### TASK TO CARRY OUT
Copy every line of the data in which the word "Aufführung" occurs.

##########

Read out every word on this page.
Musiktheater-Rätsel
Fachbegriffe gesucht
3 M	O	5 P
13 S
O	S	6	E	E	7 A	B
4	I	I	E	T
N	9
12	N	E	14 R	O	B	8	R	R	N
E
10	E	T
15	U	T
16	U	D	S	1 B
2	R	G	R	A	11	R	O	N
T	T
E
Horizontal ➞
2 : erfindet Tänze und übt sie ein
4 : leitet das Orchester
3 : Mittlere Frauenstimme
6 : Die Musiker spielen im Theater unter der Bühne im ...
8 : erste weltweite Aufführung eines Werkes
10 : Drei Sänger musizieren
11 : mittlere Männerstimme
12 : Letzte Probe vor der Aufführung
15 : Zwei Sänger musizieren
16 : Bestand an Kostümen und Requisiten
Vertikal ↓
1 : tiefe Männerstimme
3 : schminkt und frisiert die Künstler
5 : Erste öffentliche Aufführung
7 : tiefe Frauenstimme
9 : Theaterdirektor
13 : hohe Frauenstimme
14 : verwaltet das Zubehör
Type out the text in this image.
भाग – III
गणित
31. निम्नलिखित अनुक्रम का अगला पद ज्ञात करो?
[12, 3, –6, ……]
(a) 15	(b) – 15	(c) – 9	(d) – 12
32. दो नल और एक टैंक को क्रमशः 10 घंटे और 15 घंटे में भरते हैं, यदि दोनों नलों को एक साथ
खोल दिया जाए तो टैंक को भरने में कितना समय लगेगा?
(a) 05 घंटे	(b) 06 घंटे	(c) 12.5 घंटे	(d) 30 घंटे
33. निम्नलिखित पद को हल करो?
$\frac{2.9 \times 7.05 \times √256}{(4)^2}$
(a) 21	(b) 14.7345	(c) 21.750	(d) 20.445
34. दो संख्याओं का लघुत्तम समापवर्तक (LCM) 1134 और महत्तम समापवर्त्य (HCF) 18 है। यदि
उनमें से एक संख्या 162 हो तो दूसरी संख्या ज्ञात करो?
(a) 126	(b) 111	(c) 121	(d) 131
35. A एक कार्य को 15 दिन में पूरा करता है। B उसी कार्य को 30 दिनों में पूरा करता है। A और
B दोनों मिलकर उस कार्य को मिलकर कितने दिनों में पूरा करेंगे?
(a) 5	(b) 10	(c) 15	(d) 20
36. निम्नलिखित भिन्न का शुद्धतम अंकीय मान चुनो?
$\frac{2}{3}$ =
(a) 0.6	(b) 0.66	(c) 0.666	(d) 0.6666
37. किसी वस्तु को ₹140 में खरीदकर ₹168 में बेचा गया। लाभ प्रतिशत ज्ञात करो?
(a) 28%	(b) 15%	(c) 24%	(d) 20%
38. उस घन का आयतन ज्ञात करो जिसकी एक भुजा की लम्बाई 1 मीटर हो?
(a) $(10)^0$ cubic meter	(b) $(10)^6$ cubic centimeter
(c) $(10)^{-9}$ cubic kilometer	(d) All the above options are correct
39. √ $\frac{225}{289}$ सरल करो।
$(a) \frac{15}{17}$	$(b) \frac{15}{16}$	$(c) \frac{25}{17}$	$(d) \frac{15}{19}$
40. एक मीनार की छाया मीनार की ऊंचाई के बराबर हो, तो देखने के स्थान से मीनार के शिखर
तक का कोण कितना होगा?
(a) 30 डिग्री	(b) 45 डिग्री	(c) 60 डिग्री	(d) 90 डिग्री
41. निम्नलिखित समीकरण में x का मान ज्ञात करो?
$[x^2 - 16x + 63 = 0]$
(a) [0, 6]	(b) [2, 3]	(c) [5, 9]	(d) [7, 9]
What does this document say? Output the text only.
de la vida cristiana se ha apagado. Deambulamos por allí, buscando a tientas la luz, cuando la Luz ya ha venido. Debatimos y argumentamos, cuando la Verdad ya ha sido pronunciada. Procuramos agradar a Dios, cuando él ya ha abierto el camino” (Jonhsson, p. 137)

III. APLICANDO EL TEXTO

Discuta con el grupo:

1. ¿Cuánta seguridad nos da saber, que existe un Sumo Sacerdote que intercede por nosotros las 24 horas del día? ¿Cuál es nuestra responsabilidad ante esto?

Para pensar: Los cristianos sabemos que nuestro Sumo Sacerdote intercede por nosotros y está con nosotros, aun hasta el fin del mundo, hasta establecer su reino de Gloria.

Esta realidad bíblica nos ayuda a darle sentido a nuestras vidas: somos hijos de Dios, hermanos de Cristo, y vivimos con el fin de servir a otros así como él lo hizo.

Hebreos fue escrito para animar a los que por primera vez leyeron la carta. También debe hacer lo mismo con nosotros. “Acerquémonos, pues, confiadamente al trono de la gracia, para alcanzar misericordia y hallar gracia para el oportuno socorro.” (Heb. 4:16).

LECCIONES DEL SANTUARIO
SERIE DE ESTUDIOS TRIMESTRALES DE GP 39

##########

### EXERCISE SOLUTION
8 : erste weltweite Aufführung eines Werkes
12 : Letzte Probe vor der Aufführung
5 : Erste öffentliche Aufführung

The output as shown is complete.